§ **AIM**: Report how many lines include the word "document", and nothing besides that number.

§ **TASK INPUT**:

((

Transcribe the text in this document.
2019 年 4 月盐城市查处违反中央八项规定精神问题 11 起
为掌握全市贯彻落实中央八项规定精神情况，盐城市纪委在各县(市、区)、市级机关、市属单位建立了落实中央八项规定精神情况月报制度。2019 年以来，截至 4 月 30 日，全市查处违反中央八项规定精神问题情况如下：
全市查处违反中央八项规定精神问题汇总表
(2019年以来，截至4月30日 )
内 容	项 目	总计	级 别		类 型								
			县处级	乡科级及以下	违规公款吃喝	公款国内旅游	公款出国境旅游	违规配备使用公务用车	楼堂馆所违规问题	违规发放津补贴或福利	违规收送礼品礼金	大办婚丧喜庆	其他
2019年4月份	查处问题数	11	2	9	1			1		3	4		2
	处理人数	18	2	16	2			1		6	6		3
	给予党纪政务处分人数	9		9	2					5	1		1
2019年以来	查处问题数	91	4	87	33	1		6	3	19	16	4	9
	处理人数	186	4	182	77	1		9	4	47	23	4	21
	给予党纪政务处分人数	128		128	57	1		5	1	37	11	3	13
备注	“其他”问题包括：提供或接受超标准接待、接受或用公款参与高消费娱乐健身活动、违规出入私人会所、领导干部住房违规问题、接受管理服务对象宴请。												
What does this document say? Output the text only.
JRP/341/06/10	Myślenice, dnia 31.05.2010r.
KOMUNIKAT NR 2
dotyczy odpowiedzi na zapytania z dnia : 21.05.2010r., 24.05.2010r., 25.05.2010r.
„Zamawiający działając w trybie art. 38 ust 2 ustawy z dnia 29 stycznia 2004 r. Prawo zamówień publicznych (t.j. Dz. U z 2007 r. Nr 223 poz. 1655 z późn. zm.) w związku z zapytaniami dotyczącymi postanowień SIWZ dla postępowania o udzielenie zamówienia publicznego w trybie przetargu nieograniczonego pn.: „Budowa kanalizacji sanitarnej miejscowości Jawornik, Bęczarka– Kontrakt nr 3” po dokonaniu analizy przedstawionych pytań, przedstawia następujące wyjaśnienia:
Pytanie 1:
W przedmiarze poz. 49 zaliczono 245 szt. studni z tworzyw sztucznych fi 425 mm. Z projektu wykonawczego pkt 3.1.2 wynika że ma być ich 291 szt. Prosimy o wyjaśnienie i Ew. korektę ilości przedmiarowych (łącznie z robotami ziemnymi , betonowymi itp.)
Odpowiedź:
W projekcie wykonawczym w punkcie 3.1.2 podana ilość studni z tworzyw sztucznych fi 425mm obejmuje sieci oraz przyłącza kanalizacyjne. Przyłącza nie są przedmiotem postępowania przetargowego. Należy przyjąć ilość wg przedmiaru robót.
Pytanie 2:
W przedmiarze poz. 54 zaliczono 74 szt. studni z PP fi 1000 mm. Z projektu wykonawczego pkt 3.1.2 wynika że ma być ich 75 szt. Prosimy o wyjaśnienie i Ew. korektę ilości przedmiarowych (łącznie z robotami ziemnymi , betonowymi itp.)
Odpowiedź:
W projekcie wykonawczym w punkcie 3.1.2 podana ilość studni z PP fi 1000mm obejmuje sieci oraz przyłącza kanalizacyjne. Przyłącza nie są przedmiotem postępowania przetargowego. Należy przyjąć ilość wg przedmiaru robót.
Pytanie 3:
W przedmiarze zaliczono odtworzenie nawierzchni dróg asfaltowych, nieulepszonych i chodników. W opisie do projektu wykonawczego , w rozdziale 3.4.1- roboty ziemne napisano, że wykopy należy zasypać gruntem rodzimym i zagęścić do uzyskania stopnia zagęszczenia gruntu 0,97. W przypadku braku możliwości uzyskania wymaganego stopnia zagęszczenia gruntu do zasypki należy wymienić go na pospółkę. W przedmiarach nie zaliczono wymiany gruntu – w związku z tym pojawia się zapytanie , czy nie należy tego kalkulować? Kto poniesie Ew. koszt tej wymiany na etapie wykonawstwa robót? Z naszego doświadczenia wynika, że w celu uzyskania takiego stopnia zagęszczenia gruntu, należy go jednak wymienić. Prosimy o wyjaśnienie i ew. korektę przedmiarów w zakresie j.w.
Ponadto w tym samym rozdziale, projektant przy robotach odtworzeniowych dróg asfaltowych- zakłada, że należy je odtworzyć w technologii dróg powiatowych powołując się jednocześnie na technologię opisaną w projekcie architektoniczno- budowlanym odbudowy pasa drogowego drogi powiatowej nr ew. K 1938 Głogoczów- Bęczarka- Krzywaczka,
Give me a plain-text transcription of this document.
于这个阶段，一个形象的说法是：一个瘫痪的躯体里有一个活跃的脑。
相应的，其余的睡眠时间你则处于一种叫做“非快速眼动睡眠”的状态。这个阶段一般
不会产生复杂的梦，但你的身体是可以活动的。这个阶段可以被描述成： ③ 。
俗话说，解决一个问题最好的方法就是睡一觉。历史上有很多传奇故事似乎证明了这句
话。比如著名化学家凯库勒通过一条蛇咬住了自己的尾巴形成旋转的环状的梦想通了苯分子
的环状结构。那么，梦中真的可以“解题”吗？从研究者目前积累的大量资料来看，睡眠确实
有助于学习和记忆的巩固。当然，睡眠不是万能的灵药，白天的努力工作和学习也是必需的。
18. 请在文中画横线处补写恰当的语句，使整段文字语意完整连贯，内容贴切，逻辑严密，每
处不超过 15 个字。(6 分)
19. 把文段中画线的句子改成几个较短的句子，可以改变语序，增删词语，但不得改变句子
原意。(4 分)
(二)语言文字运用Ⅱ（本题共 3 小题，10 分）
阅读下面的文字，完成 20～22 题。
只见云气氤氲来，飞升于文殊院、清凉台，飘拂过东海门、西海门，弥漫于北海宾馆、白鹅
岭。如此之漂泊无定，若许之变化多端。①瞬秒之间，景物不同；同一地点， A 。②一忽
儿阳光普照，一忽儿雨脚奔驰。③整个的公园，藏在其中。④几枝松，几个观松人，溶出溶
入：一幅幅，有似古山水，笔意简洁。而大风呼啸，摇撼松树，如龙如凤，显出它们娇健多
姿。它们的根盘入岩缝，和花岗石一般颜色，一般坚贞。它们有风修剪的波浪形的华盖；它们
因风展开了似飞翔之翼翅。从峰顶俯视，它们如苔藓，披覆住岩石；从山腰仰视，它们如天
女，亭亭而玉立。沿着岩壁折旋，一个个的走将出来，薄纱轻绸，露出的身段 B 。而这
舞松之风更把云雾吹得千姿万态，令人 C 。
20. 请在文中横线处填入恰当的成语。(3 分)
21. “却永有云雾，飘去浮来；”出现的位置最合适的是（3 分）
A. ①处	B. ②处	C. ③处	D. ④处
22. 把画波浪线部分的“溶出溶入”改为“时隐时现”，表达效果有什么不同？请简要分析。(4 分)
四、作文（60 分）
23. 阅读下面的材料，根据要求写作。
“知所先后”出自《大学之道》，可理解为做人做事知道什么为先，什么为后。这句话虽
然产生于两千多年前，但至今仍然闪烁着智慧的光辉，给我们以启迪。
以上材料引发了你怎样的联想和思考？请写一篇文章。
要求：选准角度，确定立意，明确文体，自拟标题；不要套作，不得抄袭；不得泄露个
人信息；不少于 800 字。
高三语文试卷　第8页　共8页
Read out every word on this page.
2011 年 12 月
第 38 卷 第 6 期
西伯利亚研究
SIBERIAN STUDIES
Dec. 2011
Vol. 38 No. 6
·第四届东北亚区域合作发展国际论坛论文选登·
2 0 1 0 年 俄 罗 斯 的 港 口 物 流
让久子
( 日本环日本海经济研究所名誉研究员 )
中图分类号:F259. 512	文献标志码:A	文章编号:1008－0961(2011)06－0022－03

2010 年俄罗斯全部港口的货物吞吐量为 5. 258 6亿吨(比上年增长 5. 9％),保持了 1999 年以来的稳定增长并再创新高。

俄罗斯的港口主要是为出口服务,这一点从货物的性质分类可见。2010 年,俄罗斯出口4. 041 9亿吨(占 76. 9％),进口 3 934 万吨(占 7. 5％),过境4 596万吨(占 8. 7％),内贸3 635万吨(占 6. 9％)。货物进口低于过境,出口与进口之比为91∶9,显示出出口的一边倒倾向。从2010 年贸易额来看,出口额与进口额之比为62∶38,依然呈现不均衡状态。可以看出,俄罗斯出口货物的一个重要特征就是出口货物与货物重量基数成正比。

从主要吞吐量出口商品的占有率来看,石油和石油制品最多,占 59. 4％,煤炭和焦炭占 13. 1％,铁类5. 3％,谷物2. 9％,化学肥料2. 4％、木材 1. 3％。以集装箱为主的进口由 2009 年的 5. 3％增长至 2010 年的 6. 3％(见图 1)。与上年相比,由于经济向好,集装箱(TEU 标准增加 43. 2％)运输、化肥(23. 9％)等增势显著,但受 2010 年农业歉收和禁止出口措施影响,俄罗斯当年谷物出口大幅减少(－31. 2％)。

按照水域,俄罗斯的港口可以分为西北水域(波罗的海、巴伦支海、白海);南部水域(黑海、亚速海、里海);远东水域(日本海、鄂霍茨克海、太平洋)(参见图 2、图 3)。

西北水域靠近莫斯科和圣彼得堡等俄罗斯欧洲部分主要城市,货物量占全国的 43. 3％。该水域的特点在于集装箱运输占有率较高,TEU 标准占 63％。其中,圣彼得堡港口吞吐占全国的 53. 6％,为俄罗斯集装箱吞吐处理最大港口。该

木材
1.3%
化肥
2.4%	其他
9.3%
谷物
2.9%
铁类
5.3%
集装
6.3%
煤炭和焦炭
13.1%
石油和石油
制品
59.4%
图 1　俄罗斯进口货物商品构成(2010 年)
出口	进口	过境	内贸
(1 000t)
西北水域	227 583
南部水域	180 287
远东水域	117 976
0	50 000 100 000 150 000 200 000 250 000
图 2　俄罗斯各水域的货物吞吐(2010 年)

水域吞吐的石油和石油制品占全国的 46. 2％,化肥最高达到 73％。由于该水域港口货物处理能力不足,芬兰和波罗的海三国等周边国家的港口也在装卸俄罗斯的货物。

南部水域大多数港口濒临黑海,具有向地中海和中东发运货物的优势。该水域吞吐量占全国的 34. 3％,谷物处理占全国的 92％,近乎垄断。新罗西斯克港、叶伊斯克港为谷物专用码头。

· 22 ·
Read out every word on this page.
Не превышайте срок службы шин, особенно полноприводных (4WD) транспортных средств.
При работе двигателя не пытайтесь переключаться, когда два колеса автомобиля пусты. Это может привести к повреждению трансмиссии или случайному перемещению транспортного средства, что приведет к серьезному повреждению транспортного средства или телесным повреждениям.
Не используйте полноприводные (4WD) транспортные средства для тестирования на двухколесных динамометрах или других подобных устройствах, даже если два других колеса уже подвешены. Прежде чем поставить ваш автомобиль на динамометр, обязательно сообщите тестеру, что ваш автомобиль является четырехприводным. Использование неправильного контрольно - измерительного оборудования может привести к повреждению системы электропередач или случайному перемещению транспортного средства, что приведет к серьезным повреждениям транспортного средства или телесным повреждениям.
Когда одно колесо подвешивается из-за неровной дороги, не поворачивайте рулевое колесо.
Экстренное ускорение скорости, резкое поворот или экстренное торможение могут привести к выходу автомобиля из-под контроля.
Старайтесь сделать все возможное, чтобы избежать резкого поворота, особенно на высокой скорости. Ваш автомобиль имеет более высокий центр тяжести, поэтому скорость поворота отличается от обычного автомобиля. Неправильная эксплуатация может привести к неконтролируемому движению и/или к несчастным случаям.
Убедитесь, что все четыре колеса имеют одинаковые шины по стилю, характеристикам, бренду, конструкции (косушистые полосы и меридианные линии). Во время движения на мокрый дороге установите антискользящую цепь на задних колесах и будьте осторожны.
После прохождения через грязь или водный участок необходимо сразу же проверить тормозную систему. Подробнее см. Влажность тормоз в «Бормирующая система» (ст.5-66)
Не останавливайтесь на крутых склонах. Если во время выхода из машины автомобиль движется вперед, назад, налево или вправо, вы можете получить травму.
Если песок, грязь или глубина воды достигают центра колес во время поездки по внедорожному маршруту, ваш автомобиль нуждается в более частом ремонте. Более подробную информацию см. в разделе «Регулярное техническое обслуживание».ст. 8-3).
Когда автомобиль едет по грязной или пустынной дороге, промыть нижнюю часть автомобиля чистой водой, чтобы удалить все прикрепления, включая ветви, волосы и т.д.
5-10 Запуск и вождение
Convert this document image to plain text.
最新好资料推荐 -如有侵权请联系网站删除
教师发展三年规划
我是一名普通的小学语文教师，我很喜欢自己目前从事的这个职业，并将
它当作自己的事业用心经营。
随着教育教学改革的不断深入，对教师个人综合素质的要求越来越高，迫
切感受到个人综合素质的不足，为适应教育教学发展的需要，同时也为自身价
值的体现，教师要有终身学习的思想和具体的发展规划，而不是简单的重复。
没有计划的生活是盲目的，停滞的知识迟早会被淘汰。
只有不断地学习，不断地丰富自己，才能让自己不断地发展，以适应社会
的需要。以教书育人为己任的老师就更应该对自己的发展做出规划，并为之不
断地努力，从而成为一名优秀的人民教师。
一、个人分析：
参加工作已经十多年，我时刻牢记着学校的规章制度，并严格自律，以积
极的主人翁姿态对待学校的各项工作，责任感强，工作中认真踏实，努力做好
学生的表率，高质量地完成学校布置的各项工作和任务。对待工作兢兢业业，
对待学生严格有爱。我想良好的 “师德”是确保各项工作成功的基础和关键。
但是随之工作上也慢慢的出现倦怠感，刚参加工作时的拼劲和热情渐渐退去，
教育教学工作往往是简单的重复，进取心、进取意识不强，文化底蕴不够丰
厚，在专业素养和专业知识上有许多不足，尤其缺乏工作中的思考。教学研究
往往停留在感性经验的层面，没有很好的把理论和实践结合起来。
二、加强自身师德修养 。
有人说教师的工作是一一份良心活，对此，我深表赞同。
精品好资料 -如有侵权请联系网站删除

))

§ **TASK OUTPUT**: 4